Exercise goal:
Report every line below that holds the word "issues".

Items from a figure collection:
-- Begin --

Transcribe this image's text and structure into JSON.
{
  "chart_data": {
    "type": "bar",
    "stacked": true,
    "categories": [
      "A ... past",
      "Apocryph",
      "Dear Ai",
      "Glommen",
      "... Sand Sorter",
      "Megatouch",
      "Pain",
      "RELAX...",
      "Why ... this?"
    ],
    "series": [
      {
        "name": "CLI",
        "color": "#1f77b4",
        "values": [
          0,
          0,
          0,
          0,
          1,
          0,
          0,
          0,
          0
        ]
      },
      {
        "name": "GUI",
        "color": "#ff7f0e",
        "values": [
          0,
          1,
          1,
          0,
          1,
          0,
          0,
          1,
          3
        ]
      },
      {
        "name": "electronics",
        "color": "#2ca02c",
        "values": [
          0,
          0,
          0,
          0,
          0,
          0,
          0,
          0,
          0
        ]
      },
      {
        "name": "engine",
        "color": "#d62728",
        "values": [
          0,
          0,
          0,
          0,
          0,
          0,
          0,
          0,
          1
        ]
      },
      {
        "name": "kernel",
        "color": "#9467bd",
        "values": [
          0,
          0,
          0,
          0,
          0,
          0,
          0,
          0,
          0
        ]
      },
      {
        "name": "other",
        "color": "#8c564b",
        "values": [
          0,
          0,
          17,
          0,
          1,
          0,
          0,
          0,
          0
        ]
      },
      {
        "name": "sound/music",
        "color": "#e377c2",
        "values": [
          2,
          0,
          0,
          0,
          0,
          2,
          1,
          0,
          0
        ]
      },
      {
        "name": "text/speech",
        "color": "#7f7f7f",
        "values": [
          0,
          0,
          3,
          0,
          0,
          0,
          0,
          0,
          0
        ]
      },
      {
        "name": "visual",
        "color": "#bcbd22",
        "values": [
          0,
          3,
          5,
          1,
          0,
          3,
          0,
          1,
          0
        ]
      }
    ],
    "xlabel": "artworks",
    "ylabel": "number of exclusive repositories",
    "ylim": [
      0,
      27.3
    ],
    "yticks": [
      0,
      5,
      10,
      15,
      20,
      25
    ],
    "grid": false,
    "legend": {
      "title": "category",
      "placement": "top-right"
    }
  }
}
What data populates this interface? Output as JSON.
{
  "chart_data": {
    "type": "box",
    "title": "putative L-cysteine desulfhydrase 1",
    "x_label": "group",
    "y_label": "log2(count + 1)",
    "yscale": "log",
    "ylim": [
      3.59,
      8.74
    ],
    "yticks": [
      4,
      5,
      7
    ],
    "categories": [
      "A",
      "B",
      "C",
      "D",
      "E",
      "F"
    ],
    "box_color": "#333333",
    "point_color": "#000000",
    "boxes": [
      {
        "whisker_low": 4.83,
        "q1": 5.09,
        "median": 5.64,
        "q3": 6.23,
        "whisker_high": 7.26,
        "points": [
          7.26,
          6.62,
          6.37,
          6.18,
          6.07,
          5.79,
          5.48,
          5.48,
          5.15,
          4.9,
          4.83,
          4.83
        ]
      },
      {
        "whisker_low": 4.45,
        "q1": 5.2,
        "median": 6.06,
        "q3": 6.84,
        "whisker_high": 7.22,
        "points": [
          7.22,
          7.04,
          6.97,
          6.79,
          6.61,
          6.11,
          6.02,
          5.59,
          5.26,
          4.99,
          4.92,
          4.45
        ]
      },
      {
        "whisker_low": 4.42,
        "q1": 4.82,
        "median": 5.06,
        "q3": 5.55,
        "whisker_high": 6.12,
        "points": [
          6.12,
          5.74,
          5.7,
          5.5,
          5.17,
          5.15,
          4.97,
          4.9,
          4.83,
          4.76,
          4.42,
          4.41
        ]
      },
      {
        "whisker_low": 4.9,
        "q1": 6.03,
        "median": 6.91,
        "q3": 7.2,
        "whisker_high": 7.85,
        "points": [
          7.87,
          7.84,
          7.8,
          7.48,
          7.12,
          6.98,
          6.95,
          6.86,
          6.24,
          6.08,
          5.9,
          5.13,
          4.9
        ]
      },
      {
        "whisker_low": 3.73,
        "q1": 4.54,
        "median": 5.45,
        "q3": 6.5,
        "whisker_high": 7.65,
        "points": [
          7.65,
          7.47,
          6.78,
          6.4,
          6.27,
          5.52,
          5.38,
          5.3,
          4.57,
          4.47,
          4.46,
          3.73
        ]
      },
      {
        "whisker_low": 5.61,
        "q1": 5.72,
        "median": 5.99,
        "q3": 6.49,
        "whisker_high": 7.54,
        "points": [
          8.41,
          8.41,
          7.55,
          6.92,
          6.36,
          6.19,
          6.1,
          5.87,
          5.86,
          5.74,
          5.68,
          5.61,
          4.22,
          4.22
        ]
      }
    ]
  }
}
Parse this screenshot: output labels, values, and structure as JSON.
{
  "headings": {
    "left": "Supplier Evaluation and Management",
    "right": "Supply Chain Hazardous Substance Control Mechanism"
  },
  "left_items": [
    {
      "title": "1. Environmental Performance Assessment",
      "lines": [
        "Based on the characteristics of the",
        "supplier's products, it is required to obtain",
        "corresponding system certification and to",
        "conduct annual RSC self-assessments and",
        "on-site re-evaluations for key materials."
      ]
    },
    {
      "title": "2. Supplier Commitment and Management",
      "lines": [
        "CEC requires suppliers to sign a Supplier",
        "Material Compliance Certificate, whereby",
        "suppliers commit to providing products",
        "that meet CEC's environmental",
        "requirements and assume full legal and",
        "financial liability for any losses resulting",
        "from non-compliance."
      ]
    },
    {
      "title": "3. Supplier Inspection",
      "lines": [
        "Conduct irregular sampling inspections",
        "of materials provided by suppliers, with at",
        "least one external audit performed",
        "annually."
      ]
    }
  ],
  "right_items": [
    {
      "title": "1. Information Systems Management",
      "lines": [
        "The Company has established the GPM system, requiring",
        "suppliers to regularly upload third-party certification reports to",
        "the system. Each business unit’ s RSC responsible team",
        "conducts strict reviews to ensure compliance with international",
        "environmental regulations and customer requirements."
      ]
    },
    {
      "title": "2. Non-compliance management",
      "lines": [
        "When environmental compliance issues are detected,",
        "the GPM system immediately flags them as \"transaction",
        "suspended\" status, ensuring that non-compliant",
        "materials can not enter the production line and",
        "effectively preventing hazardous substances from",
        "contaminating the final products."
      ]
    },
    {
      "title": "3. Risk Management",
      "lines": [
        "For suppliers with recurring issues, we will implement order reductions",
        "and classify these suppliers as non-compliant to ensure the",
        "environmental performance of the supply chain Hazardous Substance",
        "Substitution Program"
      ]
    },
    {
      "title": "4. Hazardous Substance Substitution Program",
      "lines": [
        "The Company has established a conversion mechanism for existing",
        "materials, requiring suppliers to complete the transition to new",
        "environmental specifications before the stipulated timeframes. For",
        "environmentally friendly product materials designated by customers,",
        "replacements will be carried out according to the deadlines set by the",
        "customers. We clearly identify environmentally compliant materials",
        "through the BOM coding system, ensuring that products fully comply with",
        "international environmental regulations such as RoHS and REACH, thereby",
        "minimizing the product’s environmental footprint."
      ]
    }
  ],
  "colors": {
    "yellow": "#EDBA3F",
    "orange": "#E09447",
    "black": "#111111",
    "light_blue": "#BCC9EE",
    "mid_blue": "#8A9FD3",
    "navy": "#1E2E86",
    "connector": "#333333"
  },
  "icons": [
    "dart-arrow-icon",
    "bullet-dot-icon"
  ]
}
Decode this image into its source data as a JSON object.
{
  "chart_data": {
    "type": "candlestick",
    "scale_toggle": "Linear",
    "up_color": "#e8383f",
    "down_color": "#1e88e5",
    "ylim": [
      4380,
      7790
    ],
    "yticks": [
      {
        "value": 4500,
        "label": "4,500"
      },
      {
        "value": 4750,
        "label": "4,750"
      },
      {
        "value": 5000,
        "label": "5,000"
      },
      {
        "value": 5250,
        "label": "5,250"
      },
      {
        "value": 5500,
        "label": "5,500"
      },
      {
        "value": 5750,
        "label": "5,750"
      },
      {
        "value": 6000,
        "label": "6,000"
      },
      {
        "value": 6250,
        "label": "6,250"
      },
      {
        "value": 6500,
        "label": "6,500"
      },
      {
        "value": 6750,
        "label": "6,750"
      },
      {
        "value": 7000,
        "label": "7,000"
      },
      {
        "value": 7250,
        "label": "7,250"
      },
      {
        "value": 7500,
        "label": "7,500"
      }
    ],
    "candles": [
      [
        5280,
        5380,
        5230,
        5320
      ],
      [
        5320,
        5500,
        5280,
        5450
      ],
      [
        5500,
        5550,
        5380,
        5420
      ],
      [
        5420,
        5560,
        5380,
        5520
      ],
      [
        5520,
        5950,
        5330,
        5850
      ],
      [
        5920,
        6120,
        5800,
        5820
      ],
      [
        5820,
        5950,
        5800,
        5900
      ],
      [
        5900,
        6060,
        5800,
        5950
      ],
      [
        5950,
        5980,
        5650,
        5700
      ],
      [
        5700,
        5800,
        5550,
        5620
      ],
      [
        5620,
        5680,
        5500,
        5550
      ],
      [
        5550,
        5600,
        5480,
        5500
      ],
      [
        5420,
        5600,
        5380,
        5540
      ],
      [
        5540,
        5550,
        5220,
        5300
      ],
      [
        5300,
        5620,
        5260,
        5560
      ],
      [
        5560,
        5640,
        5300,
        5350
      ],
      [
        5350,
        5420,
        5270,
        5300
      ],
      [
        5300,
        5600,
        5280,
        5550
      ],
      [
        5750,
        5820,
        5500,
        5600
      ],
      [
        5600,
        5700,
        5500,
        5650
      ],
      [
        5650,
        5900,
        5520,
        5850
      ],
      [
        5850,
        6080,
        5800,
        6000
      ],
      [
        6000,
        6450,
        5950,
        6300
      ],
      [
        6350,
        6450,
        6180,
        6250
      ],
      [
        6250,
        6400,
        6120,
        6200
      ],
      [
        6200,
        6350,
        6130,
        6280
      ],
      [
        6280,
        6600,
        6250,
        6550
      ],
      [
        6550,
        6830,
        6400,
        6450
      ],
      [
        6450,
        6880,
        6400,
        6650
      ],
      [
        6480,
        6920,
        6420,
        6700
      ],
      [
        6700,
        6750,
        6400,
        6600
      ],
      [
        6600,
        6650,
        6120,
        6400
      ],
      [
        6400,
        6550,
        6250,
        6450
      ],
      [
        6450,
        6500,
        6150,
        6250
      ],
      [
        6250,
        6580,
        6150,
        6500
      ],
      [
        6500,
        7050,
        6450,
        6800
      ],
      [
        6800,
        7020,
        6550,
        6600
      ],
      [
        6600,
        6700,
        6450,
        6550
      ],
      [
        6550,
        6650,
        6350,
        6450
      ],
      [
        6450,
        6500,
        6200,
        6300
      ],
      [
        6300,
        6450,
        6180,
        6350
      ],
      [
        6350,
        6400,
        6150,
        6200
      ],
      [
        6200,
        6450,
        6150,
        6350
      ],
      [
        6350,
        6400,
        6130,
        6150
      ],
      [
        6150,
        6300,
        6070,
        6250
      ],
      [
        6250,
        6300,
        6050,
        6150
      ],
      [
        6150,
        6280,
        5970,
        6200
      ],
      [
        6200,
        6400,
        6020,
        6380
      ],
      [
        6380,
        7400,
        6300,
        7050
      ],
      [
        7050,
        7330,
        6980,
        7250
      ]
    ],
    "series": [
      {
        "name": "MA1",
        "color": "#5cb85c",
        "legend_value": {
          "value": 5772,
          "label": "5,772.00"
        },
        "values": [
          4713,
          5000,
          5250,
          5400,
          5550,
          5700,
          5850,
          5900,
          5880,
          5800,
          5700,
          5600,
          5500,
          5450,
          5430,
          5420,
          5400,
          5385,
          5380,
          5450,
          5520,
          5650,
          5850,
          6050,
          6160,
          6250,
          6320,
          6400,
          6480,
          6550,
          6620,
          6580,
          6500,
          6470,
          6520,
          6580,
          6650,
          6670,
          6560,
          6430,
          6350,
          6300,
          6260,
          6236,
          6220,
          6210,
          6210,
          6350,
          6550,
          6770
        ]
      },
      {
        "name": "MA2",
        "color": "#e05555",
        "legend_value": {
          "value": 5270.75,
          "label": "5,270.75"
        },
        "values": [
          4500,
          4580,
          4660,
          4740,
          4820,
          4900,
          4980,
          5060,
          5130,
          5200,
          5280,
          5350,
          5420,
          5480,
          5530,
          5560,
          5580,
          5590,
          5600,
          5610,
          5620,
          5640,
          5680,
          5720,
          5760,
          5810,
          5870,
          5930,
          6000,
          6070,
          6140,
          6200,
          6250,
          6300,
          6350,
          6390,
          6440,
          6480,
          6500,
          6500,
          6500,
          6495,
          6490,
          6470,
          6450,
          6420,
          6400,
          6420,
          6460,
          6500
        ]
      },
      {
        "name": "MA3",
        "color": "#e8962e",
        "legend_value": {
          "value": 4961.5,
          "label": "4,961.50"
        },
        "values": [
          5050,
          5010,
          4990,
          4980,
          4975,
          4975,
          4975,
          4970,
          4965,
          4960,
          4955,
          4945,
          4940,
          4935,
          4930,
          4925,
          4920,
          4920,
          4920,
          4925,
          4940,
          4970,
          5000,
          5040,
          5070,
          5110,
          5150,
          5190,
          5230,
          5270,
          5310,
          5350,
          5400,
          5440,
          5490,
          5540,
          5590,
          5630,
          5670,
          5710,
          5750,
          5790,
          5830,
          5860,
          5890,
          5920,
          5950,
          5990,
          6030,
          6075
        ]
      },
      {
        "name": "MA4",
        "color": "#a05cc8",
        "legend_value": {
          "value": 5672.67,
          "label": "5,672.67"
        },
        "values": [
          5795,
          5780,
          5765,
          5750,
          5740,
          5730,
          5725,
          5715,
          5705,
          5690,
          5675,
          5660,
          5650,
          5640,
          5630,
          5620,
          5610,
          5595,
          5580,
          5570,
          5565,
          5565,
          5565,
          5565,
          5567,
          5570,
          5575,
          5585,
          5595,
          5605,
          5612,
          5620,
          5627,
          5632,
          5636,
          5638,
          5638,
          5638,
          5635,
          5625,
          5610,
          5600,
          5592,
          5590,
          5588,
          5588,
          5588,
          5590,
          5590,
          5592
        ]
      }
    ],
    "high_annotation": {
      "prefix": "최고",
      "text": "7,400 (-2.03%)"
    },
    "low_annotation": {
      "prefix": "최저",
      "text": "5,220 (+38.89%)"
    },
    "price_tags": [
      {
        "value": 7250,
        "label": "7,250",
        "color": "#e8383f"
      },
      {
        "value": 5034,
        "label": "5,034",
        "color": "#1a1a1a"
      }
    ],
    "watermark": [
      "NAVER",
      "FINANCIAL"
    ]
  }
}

-- End --

Task output:
        "When environmental compliance issues are detected,",
        "For suppliers with recurring issues, we will implement order reductions",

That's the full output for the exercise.